## Begin

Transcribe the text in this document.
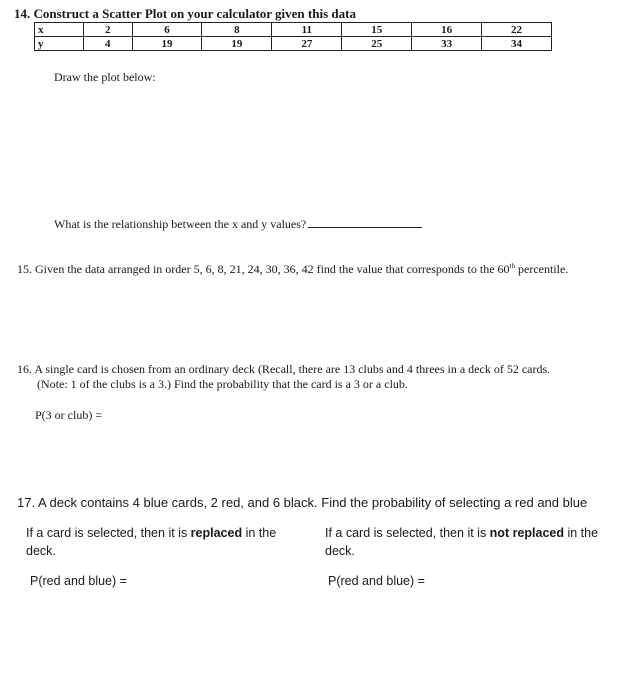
14. Construct a Scatter Plot on your calculator given this data
x	2	6	8	11	15	16	22
y	4	19	19	27	25	33	34
Draw the plot below:
What is the relationship between the x and y values?
15. Given the data arranged in order 5, 6, 8, 21, 24, 30, 36, 42 find the value that corresponds to the 60th percentile.
16. A single card is chosen from an ordinary deck (Recall, there are 13 clubs and 4 threes in a deck of 52 cards.
(Note: 1 of the clubs is a 3.) Find the probability that the card is a 3 or a club.
P(3 or club) =
17. A deck contains 4 blue cards, 2 red, and 6 black. Find the probability of selecting a red and blue
If a card is selected, then it is replaced in the deck.
If a card is selected, then it is not replaced in the deck.
P(red and blue) =	P(red and blue) =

## End

Work to complete ▸ Every line above should be returned word for word, with the pictures left behind.

Answer ▸
Transcribe the text in this document.
14. Construct a Scatter Plot on your calculator given this data
x	2	6	8	11	15	16	22
y	4	19	19	27	25	33	34
Draw the plot below:
What is the relationship between the x and y values?
15. Given the data arranged in order 5, 6, 8, 21, 24, 30, 36, 42 find the value that corresponds to the 60th percentile.
16. A single card is chosen from an ordinary deck (Recall, there are 13 clubs and 4 threes in a deck of 52 cards.
(Note: 1 of the clubs is a 3.) Find the probability that the card is a 3 or a club.
P(3 or club) =
17. A deck contains 4 blue cards, 2 red, and 6 black. Find the probability of selecting a red and blue
If a card is selected, then it is replaced in the deck.
If a card is selected, then it is not replaced in the deck.
P(red and blue) =	P(red and blue) =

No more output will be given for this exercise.